EXTRACT PROVIDED:
Revenue Cycle, Regulatory and Health Industry
ICD-10-CM FY 2023 Diagnosis Code Updates
Recent updates to the ICD-10-CM guidelines and codes apply to discharges and patient encounters occurring from October 1, 2022, through September 30, 2023 with four exceptions, which were effective April 1, 2022.
There are 1,176 new diagnoses codes for FY2023—including three codes that were added in April 2022—288 deletions—including one deletion in April 2022—and 28 revisions. The full list of diagnosis codes that have been added, deleted, and revised can be found in tables 6A, 6C, and 6E of the IPPS Final Rule for FY 2023.
Guideline I.A.19 has been updated. The guideline states that the assignment of a diagnosis code is based on the provider’s diagnostic statement that the condition exists. The provider’s statement that the patient has a particular condition is sufficient. Code assignment is not based on clinical criteria used by the provider to establish the diagnosis. The Centers for Medicare & Medicaid Services (CMS) added the verbiage on the end, stating that if there is conflicting medical record documentation to query the provider.

REQUIRED ACTION: Continue the overview of the ICD-10-CM FY 2023 diagnosis code updates, picking up after its final sentence on querying the provider.

GIVEN INFORMATION:

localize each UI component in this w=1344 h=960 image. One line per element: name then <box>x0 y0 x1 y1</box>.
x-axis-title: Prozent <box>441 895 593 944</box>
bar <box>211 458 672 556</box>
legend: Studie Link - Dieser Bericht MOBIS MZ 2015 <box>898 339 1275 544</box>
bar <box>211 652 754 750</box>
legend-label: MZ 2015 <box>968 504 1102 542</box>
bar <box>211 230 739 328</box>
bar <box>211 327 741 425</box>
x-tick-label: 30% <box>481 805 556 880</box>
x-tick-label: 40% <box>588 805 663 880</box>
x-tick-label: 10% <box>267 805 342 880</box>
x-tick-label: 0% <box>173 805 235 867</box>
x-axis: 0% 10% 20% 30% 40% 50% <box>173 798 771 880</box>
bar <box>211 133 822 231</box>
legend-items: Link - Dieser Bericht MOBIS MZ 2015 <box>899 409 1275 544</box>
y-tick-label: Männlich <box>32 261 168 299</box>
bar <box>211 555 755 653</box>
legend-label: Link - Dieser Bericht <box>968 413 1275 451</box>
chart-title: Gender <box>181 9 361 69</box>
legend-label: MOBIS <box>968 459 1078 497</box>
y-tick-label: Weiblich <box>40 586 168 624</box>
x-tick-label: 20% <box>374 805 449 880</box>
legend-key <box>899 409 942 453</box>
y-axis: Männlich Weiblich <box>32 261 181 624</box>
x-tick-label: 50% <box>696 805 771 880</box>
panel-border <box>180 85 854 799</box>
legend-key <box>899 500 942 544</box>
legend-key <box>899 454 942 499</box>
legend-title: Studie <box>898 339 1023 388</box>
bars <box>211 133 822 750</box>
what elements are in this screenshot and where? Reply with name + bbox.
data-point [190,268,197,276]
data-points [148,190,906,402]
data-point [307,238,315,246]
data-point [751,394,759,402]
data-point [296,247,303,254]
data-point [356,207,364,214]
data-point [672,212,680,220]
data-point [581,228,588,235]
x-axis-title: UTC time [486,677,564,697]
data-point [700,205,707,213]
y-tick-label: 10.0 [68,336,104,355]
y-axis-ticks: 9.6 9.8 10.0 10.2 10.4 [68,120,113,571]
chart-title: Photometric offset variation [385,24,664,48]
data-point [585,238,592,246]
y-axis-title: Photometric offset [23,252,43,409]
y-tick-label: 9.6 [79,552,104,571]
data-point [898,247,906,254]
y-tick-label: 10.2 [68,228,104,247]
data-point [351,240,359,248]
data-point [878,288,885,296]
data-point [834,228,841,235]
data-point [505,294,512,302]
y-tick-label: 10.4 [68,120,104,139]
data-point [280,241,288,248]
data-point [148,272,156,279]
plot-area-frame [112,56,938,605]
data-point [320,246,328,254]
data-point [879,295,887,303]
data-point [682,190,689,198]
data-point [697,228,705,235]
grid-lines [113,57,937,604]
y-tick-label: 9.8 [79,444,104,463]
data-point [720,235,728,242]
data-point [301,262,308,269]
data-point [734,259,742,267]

ANSWER SECTION:
In guideline I.B.14, Underimmunization Status joins Body Mass Index (BMI), depth of non-pressure chronic ulcers, pressure ulcer staging, coma and stroke scales, social determinants of health (SDOH), laterality, and blood alcohol level, as elements of documentation that can be coded from non-provider documentation. Specifically, unvaccinated and partially vaccinated (i.e., underimmunized) for COVID-19 can be documented by others and picked up by the coding professional.
Guideline I.B.16 is about the documentation of complications of care. It states, “Code assignment is based on the provider’s documentation of the relationship between the condition and the care or procedure, unless otherwise instructed by the classification.” The guideline extends to any complications of care, regardless of the chapter in which the code is located. It is important to note that not all conditions that occur during or following medical care or surgery are classified as complications. There must be a cause-and-effect relationship between the care provided and the condition, ending with updated additional verbiage: “The documentation must support that the condition is clinically significant. It is not necessary for the provider to explicitly document the term ‘complication.’ For example, if the condition alters the course of the surgery as documented in the operative report, then it would be appropriate to report a complication code.” Query the provider for clarification is updated with “if the documentation is not clear as to the relationship between the condition and the care or procedure.”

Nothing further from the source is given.